*Objective*:
Repeat the entries below exactly as they appear, with no pictures.

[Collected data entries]
(begin)

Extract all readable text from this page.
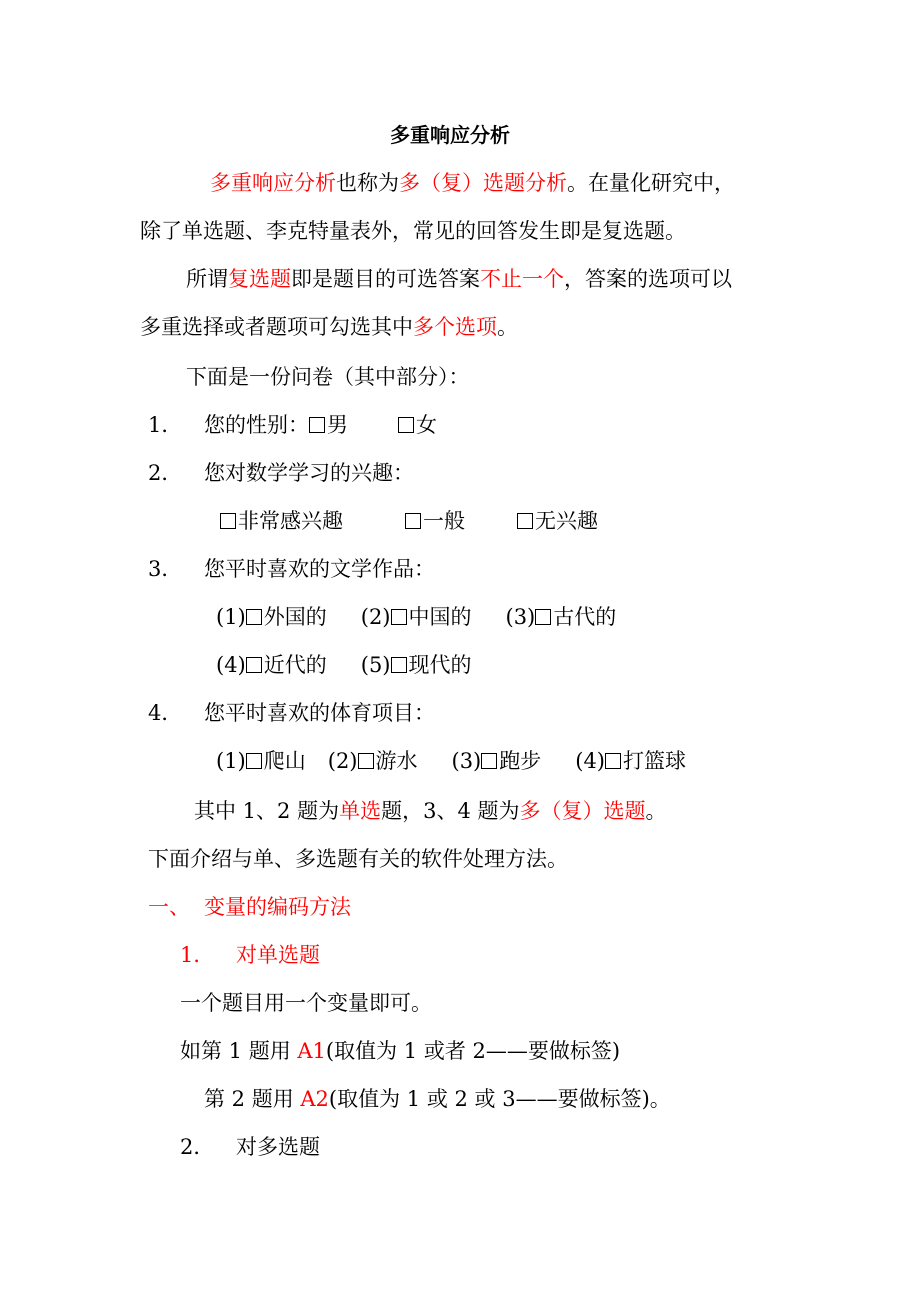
多重响应分析
多重响应分析也称为多（复）选题分析。在量化研究中，
除了单选题、李克特量表外，常见的回答发生即是复选题。
所谓复选题即是题目的可选答案不止一个，答案的选项可以
多重选择或者题项可勾选其中多个选项。
下面是一份问卷（其中部分）：
1． 您的性别： 男	女
2． 您对数学学习的兴趣：
非常感兴趣	一般	无兴趣
3． 您平时喜欢的文学作品：
(1) 外国的 (2) 中国的 (3) 古代的
(4) 近代的 (5) 现代的
4． 您平时喜欢的体育项目：
(1) 爬山 (2) 游水 (3) 跑步 (4) 打篮球
其中 1、2 题为单选题，3、4 题为多（复）选题。
下面介绍与单、多选题有关的软件处理方法。
一、 变量的编码方法
1． 对单选题
一个题目用一个变量即可。
如第 1 题用 A1(取值为 1 或者 2——要做标签)
第 2 题用 A2(取值为 1 或 2 或 3——要做标签)。
2． 对多选题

(end)

*Solved exercise*:
Extract all readable text from this page.
多重响应分析
多重响应分析也称为多（复）选题分析。在量化研究中，
除了单选题、李克特量表外，常见的回答发生即是复选题。
所谓复选题即是题目的可选答案不止一个，答案的选项可以
多重选择或者题项可勾选其中多个选项。
下面是一份问卷（其中部分）：
1． 您的性别： 男	女
2． 您对数学学习的兴趣：
非常感兴趣	一般	无兴趣
3． 您平时喜欢的文学作品：
(1) 外国的 (2) 中国的 (3) 古代的
(4) 近代的 (5) 现代的
4． 您平时喜欢的体育项目：
(1) 爬山 (2) 游水 (3) 跑步 (4) 打篮球
其中 1、2 题为单选题，3、4 题为多（复）选题。
下面介绍与单、多选题有关的软件处理方法。
一、 变量的编码方法
1． 对单选题
一个题目用一个变量即可。
如第 1 题用 A1(取值为 1 或者 2——要做标签)
第 2 题用 A2(取值为 1 或 2 或 3——要做标签)。
2． 对多选题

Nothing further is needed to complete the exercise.